**Exercise prompt**:
Copy out each line exactly as it appears.

**Supplied data**:
START

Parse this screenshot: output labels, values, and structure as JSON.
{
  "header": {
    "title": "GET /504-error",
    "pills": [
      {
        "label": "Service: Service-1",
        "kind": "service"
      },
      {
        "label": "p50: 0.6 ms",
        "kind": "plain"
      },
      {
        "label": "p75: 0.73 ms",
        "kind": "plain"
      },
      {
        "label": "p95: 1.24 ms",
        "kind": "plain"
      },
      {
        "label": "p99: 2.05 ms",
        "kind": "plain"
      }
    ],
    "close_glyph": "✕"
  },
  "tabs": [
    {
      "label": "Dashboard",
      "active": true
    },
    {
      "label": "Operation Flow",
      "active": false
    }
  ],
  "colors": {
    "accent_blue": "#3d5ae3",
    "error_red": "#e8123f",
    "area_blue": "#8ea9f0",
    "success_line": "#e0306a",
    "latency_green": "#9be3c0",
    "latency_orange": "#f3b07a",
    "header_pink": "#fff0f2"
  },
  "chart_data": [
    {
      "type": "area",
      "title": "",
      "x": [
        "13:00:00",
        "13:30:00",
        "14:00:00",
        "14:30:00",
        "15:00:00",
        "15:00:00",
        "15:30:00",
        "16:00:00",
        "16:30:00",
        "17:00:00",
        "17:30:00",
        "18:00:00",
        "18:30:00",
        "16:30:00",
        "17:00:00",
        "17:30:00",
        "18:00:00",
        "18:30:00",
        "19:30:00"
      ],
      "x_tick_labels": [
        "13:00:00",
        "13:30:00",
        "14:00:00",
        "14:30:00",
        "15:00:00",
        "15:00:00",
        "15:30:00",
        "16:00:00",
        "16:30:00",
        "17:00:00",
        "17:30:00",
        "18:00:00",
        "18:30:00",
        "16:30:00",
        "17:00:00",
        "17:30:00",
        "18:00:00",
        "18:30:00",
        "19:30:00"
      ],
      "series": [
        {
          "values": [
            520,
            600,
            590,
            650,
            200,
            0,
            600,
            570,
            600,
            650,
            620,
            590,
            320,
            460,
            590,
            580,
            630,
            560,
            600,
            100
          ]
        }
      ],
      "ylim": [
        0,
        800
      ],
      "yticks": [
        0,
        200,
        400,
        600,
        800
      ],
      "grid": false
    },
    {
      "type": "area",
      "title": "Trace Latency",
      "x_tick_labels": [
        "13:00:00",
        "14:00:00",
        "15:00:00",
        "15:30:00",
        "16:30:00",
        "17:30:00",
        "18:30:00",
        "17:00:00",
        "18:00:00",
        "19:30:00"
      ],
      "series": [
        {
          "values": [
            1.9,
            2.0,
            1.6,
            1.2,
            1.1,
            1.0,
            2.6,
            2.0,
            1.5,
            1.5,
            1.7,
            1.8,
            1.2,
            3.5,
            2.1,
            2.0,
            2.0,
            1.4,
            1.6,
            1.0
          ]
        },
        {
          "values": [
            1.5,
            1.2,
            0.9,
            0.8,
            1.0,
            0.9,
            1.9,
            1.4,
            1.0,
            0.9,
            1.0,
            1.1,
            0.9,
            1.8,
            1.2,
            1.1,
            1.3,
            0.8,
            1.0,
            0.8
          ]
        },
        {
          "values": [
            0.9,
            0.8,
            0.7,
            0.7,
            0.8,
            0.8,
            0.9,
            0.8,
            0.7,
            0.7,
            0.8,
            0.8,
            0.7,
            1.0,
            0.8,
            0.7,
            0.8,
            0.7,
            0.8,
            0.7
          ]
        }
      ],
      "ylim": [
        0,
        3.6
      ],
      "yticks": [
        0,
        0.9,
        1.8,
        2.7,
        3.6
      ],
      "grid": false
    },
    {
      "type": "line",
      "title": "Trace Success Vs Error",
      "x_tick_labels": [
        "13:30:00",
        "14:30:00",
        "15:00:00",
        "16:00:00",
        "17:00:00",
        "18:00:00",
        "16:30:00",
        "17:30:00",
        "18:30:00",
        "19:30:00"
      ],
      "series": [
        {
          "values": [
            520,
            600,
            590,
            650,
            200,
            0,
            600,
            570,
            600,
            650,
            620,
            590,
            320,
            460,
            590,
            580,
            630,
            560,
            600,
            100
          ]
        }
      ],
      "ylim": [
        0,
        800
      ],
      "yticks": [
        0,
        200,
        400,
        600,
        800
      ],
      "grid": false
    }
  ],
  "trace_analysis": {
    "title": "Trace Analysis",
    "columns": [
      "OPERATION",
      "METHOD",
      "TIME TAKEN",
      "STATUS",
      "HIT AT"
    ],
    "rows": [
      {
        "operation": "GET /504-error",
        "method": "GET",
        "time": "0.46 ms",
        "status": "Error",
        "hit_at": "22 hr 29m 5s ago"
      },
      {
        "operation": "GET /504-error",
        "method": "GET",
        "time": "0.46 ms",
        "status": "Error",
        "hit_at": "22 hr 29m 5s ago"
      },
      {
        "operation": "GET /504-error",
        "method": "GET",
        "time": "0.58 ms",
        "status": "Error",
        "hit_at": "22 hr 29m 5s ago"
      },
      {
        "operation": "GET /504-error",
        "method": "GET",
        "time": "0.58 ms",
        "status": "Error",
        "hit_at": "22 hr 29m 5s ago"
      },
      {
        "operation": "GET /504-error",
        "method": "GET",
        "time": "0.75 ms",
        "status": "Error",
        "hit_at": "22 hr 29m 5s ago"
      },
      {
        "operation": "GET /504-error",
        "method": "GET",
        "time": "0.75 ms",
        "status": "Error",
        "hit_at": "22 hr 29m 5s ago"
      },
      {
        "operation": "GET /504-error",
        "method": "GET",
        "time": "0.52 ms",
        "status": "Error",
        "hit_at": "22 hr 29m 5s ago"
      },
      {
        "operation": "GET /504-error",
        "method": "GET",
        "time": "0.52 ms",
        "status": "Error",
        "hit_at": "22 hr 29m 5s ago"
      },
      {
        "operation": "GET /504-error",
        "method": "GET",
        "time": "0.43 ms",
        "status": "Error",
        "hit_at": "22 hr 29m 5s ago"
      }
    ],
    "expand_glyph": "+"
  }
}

END

**Problem solution**:
Parse this screenshot: output labels, values, and structure as JSON.
{
  "header": {
    "title": "GET /504-error",
    "pills": [
      {
        "label": "Service: Service-1",
        "kind": "service"
      },
      {
        "label": "p50: 0.6 ms",
        "kind": "plain"
      },
      {
        "label": "p75: 0.73 ms",
        "kind": "plain"
      },
      {
        "label": "p95: 1.24 ms",
        "kind": "plain"
      },
      {
        "label": "p99: 2.05 ms",
        "kind": "plain"
      }
    ],
    "close_glyph": "✕"
  },
  "tabs": [
    {
      "label": "Dashboard",
      "active": true
    },
    {
      "label": "Operation Flow",
      "active": false
    }
  ],
  "colors": {
    "accent_blue": "#3d5ae3",
    "error_red": "#e8123f",
    "area_blue": "#8ea9f0",
    "success_line": "#e0306a",
    "latency_green": "#9be3c0",
    "latency_orange": "#f3b07a",
    "header_pink": "#fff0f2"
  },
  "chart_data": [
    {
      "type": "area",
      "title": "",
      "x": [
        "13:00:00",
        "13:30:00",
        "14:00:00",
        "14:30:00",
        "15:00:00",
        "15:00:00",
        "15:30:00",
        "16:00:00",
        "16:30:00",
        "17:00:00",
        "17:30:00",
        "18:00:00",
        "18:30:00",
        "16:30:00",
        "17:00:00",
        "17:30:00",
        "18:00:00",
        "18:30:00",
        "19:30:00"
      ],
      "x_tick_labels": [
        "13:00:00",
        "13:30:00",
        "14:00:00",
        "14:30:00",
        "15:00:00",
        "15:00:00",
        "15:30:00",
        "16:00:00",
        "16:30:00",
        "17:00:00",
        "17:30:00",
        "18:00:00",
        "18:30:00",
        "16:30:00",
        "17:00:00",
        "17:30:00",
        "18:00:00",
        "18:30:00",
        "19:30:00"
      ],
      "series": [
        {
          "values": [
            520,
            600,
            590,
            650,
            200,
            0,
            600,
            570,
            600,
            650,
            620,
            590,
            320,
            460,
            590,
            580,
            630,
            560,
            600,
            100
          ]
        }
      ],
      "ylim": [
        0,
        800
      ],
      "yticks": [
        0,
        200,
        400,
        600,
        800
      ],
      "grid": false
    },
    {
      "type": "area",
      "title": "Trace Latency",
      "x_tick_labels": [
        "13:00:00",
        "14:00:00",
        "15:00:00",
        "15:30:00",
        "16:30:00",
        "17:30:00",
        "18:30:00",
        "17:00:00",
        "18:00:00",
        "19:30:00"
      ],
      "series": [
        {
          "values": [
            1.9,
            2.0,
            1.6,
            1.2,
            1.1,
            1.0,
            2.6,
            2.0,
            1.5,
            1.5,
            1.7,
            1.8,
            1.2,
            3.5,
            2.1,
            2.0,
            2.0,
            1.4,
            1.6,
            1.0
          ]
        },
        {
          "values": [
            1.5,
            1.2,
            0.9,
            0.8,
            1.0,
            0.9,
            1.9,
            1.4,
            1.0,
            0.9,
            1.0,
            1.1,
            0.9,
            1.8,
            1.2,
            1.1,
            1.3,
            0.8,
            1.0,
            0.8
          ]
        },
        {
          "values": [
            0.9,
            0.8,
            0.7,
            0.7,
            0.8,
            0.8,
            0.9,
            0.8,
            0.7,
            0.7,
            0.8,
            0.8,
            0.7,
            1.0,
            0.8,
            0.7,
            0.8,
            0.7,
            0.8,
            0.7
          ]
        }
      ],
      "ylim": [
        0,
        3.6
      ],
      "yticks": [
        0,
        0.9,
        1.8,
        2.7,
        3.6
      ],
      "grid": false
    },
    {
      "type": "line",
      "title": "Trace Success Vs Error",
      "x_tick_labels": [
        "13:30:00",
        "14:30:00",
        "15:00:00",
        "16:00:00",
        "17:00:00",
        "18:00:00",
        "16:30:00",
        "17:30:00",
        "18:30:00",
        "19:30:00"
      ],
      "series": [
        {
          "values": [
            520,
            600,
            590,
            650,
            200,
            0,
            600,
            570,
            600,
            650,
            620,
            590,
            320,
            460,
            590,
            580,
            630,
            560,
            600,
            100
          ]
        }
      ],
      "ylim": [
        0,
        800
      ],
      "yticks": [
        0,
        200,
        400,
        600,
        800
      ],
      "grid": false
    }
  ],
  "trace_analysis": {
    "title": "Trace Analysis",
    "columns": [
      "OPERATION",
      "METHOD",
      "TIME TAKEN",
      "STATUS",
      "HIT AT"
    ],
    "rows": [
      {
        "operation": "GET /504-error",
        "method": "GET",
        "time": "0.46 ms",
        "status": "Error",
        "hit_at": "22 hr 29m 5s ago"
      },
      {
        "operation": "GET /504-error",
        "method": "GET",
        "time": "0.46 ms",
        "status": "Error",
        "hit_at": "22 hr 29m 5s ago"
      },
      {
        "operation": "GET /504-error",
        "method": "GET",
        "time": "0.58 ms",
        "status": "Error",
        "hit_at": "22 hr 29m 5s ago"
      },
      {
        "operation": "GET /504-error",
        "method": "GET",
        "time": "0.58 ms",
        "status": "Error",
        "hit_at": "22 hr 29m 5s ago"
      },
      {
        "operation": "GET /504-error",
        "method": "GET",
        "time": "0.75 ms",
        "status": "Error",
        "hit_at": "22 hr 29m 5s ago"
      },
      {
        "operation": "GET /504-error",
        "method": "GET",
        "time": "0.75 ms",
        "status": "Error",
        "hit_at": "22 hr 29m 5s ago"
      },
      {
        "operation": "GET /504-error",
        "method": "GET",
        "time": "0.52 ms",
        "status": "Error",
        "hit_at": "22 hr 29m 5s ago"
      },
      {
        "operation": "GET /504-error",
        "method": "GET",
        "time": "0.52 ms",
        "status": "Error",
        "hit_at": "22 hr 29m 5s ago"
      },
      {
        "operation": "GET /504-error",
        "method": "GET",
        "time": "0.43 ms",
        "status": "Error",
        "hit_at": "22 hr 29m 5s ago"
      }
    ],
    "expand_glyph": "+"
  }
}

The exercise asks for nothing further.